[Start]
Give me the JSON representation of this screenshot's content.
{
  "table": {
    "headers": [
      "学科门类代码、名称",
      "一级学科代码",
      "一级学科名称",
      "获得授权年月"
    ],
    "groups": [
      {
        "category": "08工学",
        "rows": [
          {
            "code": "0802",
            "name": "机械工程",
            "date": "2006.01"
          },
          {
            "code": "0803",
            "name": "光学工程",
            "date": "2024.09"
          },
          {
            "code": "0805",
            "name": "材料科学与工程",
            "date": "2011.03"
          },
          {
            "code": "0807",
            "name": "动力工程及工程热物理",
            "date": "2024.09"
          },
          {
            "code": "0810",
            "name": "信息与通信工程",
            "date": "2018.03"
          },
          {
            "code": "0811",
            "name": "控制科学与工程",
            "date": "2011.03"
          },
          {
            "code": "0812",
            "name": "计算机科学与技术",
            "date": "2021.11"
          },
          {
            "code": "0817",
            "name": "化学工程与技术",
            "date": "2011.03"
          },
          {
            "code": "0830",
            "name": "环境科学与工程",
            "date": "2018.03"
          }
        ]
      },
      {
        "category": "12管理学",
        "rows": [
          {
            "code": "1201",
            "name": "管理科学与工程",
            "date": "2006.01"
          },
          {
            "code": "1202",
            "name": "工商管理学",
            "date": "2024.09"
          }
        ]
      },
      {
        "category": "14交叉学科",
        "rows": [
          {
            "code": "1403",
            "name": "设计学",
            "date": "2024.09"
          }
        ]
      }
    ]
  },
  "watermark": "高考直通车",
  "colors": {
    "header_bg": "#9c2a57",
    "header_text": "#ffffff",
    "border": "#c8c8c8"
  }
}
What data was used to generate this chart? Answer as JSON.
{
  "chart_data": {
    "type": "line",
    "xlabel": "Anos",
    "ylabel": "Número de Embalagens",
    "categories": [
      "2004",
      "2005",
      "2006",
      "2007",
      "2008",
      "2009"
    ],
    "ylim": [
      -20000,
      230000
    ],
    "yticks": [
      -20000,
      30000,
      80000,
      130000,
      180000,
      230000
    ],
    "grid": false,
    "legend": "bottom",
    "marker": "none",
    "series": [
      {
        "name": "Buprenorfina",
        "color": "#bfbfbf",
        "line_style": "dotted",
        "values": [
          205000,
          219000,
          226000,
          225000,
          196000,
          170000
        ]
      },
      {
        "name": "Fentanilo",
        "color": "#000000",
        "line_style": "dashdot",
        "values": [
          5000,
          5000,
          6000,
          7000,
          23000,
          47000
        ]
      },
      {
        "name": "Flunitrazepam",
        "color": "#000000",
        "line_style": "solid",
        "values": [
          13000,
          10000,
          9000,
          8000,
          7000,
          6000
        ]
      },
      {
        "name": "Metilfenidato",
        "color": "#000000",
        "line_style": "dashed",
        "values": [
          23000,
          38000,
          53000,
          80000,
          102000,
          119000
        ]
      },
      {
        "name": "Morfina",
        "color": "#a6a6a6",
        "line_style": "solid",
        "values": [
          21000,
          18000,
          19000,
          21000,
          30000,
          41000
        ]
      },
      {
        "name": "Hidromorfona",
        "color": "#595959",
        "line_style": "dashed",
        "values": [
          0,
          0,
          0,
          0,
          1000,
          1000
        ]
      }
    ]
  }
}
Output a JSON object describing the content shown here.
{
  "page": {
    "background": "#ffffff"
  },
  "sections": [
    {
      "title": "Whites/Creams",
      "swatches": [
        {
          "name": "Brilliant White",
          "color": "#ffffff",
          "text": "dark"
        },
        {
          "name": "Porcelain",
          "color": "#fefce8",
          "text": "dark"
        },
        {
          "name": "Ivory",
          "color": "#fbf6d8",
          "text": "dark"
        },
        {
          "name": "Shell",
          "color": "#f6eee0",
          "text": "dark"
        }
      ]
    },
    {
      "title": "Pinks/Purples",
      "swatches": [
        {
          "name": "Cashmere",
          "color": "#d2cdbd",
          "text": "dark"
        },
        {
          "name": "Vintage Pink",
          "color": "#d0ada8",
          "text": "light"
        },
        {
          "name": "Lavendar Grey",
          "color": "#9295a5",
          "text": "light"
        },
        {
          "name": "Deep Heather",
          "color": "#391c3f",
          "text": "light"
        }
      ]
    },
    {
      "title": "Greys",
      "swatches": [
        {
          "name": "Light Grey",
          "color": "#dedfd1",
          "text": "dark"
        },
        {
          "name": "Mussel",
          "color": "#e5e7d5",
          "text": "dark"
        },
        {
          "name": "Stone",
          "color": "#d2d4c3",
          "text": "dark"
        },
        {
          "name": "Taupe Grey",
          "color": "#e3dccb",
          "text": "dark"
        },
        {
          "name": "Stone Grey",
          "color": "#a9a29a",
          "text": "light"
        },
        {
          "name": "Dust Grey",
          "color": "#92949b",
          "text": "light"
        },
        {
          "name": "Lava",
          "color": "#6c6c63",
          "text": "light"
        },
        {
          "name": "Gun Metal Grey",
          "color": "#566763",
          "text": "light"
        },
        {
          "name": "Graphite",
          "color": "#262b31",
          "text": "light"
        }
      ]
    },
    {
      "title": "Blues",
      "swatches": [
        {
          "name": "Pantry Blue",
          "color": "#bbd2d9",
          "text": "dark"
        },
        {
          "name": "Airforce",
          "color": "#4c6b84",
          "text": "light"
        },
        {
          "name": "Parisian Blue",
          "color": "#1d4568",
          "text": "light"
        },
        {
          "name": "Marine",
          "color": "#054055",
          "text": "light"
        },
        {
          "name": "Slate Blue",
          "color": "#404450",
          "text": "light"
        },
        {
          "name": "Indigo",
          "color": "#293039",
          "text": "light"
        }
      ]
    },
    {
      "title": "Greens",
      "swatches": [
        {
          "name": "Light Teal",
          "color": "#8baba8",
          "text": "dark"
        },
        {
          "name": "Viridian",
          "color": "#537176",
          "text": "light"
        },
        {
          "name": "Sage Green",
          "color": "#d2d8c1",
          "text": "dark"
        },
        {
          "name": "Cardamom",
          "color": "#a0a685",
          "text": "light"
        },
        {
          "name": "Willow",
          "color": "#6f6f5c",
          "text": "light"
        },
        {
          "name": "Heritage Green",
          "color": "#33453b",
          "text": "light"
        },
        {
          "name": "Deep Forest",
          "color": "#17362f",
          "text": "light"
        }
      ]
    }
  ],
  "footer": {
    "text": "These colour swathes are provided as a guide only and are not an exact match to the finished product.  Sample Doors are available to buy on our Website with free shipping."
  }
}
[End]
Reproduce the whole listing word for word.

Result:
Give me the JSON representation of this screenshot's content.
{
  "table": {
    "headers": [
      "学科门类代码、名称",
      "一级学科代码",
      "一级学科名称",
      "获得授权年月"
    ],
    "groups": [
      {
        "category": "08工学",
        "rows": [
          {
            "code": "0802",
            "name": "机械工程",
            "date": "2006.01"
          },
          {
            "code": "0803",
            "name": "光学工程",
            "date": "2024.09"
          },
          {
            "code": "0805",
            "name": "材料科学与工程",
            "date": "2011.03"
          },
          {
            "code": "0807",
            "name": "动力工程及工程热物理",
            "date": "2024.09"
          },
          {
            "code": "0810",
            "name": "信息与通信工程",
            "date": "2018.03"
          },
          {
            "code": "0811",
            "name": "控制科学与工程",
            "date": "2011.03"
          },
          {
            "code": "0812",
            "name": "计算机科学与技术",
            "date": "2021.11"
          },
          {
            "code": "0817",
            "name": "化学工程与技术",
            "date": "2011.03"
          },
          {
            "code": "0830",
            "name": "环境科学与工程",
            "date": "2018.03"
          }
        ]
      },
      {
        "category": "12管理学",
        "rows": [
          {
            "code": "1201",
            "name": "管理科学与工程",
            "date": "2006.01"
          },
          {
            "code": "1202",
            "name": "工商管理学",
            "date": "2024.09"
          }
        ]
      },
      {
        "category": "14交叉学科",
        "rows": [
          {
            "code": "1403",
            "name": "设计学",
            "date": "2024.09"
          }
        ]
      }
    ]
  },
  "watermark": "高考直通车",
  "colors": {
    "header_bg": "#9c2a57",
    "header_text": "#ffffff",
    "border": "#c8c8c8"
  }
}
What data was used to generate this chart? Answer as JSON.
{
  "chart_data": {
    "type": "line",
    "xlabel": "Anos",
    "ylabel": "Número de Embalagens",
    "categories": [
      "2004",
      "2005",
      "2006",
      "2007",
      "2008",
      "2009"
    ],
    "ylim": [
      -20000,
      230000
    ],
    "yticks": [
      -20000,
      30000,
      80000,
      130000,
      180000,
      230000
    ],
    "grid": false,
    "legend": "bottom",
    "marker": "none",
    "series": [
      {
        "name": "Buprenorfina",
        "color": "#bfbfbf",
        "line_style": "dotted",
        "values": [
          205000,
          219000,
          226000,
          225000,
          196000,
          170000
        ]
      },
      {
        "name": "Fentanilo",
        "color": "#000000",
        "line_style": "dashdot",
        "values": [
          5000,
          5000,
          6000,
          7000,
          23000,
          47000
        ]
      },
      {
        "name": "Flunitrazepam",
        "color": "#000000",
        "line_style": "solid",
        "values": [
          13000,
          10000,
          9000,
          8000,
          7000,
          6000
        ]
      },
      {
        "name": "Metilfenidato",
        "color": "#000000",
        "line_style": "dashed",
        "values": [
          23000,
          38000,
          53000,
          80000,
          102000,
          119000
        ]
      },
      {
        "name": "Morfina",
        "color": "#a6a6a6",
        "line_style": "solid",
        "values": [
          21000,
          18000,
          19000,
          21000,
          30000,
          41000
        ]
      },
      {
        "name": "Hidromorfona",
        "color": "#595959",
        "line_style": "dashed",
        "values": [
          0,
          0,
          0,
          0,
          1000,
          1000
        ]
      }
    ]
  }
}
Output a JSON object describing the content shown here.
{
  "page": {
    "background": "#ffffff"
  },
  "sections": [
    {
      "title": "Whites/Creams",
      "swatches": [
        {
          "name": "Brilliant White",
          "color": "#ffffff",
          "text": "dark"
        },
        {
          "name": "Porcelain",
          "color": "#fefce8",
          "text": "dark"
        },
        {
          "name": "Ivory",
          "color": "#fbf6d8",
          "text": "dark"
        },
        {
          "name": "Shell",
          "color": "#f6eee0",
          "text": "dark"
        }
      ]
    },
    {
      "title": "Pinks/Purples",
      "swatches": [
        {
          "name": "Cashmere",
          "color": "#d2cdbd",
          "text": "dark"
        },
        {
          "name": "Vintage Pink",
          "color": "#d0ada8",
          "text": "light"
        },
        {
          "name": "Lavendar Grey",
          "color": "#9295a5",
          "text": "light"
        },
        {
          "name": "Deep Heather",
          "color": "#391c3f",
          "text": "light"
        }
      ]
    },
    {
      "title": "Greys",
      "swatches": [
        {
          "name": "Light Grey",
          "color": "#dedfd1",
          "text": "dark"
        },
        {
          "name": "Mussel",
          "color": "#e5e7d5",
          "text": "dark"
        },
        {
          "name": "Stone",
          "color": "#d2d4c3",
          "text": "dark"
        },
        {
          "name": "Taupe Grey",
          "color": "#e3dccb",
          "text": "dark"
        },
        {
          "name": "Stone Grey",
          "color": "#a9a29a",
          "text": "light"
        },
        {
          "name": "Dust Grey",
          "color": "#92949b",
          "text": "light"
        },
        {
          "name": "Lava",
          "color": "#6c6c63",
          "text": "light"
        },
        {
          "name": "Gun Metal Grey",
          "color": "#566763",
          "text": "light"
        },
        {
          "name": "Graphite",
          "color": "#262b31",
          "text": "light"
        }
      ]
    },
    {
      "title": "Blues",
      "swatches": [
        {
          "name": "Pantry Blue",
          "color": "#bbd2d9",
          "text": "dark"
        },
        {
          "name": "Airforce",
          "color": "#4c6b84",
          "text": "light"
        },
        {
          "name": "Parisian Blue",
          "color": "#1d4568",
          "text": "light"
        },
        {
          "name": "Marine",
          "color": "#054055",
          "text": "light"
        },
        {
          "name": "Slate Blue",
          "color": "#404450",
          "text": "light"
        },
        {
          "name": "Indigo",
          "color": "#293039",
          "text": "light"
        }
      ]
    },
    {
      "title": "Greens",
      "swatches": [
        {
          "name": "Light Teal",
          "color": "#8baba8",
          "text": "dark"
        },
        {
          "name": "Viridian",
          "color": "#537176",
          "text": "light"
        },
        {
          "name": "Sage Green",
          "color": "#d2d8c1",
          "text": "dark"
        },
        {
          "name": "Cardamom",
          "color": "#a0a685",
          "text": "light"
        },
        {
          "name": "Willow",
          "color": "#6f6f5c",
          "text": "light"
        },
        {
          "name": "Heritage Green",
          "color": "#33453b",
          "text": "light"
        },
        {
          "name": "Deep Forest",
          "color": "#17362f",
          "text": "light"
        }
      ]
    }
  ],
  "footer": {
    "text": "These colour swathes are provided as a guide only and are not an exact match to the finished product.  Sample Doors are available to buy on our Website with free shipping."
  }
}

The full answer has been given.